- What the exercise asks
Copy every line of the data in which the word "work" occurs.
-----
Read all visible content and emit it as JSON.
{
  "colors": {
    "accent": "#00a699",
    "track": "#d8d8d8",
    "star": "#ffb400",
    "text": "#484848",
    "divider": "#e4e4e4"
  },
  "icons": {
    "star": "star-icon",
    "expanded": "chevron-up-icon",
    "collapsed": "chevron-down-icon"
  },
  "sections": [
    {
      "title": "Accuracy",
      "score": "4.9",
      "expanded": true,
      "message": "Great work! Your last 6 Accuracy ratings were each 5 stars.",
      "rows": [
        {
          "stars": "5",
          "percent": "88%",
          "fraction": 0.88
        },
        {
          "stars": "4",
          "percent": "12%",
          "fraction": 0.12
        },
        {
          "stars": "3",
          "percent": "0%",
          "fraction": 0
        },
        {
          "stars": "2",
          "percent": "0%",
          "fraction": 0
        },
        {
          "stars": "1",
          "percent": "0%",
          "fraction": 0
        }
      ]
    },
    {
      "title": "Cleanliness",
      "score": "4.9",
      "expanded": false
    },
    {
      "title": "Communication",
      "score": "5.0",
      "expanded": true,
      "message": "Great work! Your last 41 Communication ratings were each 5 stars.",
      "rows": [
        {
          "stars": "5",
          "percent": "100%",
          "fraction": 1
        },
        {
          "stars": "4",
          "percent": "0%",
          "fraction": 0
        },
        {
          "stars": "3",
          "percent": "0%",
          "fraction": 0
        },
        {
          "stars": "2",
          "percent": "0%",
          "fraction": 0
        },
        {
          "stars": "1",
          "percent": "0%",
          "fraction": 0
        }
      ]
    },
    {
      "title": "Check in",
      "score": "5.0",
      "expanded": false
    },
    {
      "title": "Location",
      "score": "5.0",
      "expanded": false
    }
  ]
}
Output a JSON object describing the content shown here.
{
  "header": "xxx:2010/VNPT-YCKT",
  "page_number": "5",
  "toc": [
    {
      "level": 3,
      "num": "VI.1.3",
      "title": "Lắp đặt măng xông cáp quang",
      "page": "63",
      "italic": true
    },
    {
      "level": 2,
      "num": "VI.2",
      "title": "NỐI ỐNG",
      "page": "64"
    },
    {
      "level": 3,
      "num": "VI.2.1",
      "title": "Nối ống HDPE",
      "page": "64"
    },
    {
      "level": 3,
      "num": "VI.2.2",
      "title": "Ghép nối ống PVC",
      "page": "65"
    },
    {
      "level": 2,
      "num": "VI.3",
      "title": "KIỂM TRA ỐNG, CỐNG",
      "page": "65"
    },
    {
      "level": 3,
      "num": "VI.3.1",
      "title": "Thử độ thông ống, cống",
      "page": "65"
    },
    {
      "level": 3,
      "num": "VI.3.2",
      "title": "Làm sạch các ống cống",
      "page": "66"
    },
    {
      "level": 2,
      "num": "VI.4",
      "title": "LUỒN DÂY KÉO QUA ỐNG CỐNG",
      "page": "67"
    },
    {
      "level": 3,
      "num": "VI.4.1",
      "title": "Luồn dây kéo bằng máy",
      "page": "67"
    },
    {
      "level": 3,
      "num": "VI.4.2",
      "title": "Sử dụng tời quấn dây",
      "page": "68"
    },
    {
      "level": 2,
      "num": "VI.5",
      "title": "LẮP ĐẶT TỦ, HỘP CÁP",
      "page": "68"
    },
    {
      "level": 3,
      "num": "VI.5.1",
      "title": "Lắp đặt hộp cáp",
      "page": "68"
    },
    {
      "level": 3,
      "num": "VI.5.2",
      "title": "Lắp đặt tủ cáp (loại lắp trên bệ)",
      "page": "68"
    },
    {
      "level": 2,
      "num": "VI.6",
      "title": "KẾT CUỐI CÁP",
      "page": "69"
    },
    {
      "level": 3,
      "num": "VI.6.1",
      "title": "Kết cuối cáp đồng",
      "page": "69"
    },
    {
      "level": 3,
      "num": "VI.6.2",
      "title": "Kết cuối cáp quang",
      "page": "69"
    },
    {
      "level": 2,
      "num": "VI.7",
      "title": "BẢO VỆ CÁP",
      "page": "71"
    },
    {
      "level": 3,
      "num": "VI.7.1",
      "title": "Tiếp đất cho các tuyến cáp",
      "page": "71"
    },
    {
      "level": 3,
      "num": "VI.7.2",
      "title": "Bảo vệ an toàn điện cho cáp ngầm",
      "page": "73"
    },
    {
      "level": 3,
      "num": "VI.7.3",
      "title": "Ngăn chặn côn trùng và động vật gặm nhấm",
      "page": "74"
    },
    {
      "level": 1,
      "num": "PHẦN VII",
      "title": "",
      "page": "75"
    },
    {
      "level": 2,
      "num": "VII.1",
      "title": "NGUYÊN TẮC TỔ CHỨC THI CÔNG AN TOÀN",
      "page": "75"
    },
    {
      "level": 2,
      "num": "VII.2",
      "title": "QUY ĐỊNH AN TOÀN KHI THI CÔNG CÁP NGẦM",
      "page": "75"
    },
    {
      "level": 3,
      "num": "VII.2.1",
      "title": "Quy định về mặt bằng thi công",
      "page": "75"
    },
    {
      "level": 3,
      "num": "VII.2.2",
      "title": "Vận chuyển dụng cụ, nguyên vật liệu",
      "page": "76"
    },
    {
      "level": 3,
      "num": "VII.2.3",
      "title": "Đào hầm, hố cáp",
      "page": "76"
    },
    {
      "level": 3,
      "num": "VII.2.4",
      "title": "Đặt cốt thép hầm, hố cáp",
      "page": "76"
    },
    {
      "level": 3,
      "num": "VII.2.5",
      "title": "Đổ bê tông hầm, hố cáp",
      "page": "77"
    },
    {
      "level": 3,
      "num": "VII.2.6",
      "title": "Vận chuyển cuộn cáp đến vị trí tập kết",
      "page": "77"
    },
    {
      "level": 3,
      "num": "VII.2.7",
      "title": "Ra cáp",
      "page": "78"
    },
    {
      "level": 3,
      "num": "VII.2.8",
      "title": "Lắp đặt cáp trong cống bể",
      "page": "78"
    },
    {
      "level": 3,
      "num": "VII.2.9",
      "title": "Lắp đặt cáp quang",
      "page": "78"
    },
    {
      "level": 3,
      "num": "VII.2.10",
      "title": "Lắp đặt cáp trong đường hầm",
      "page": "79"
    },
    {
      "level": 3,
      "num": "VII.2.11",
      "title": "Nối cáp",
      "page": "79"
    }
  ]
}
-----
- Answer for the task
      "message": "Great work! Your last 6 Accuracy ratings were each 5 stars.",
      "message": "Great work! Your last 41 Communication ratings were each 5 stars.",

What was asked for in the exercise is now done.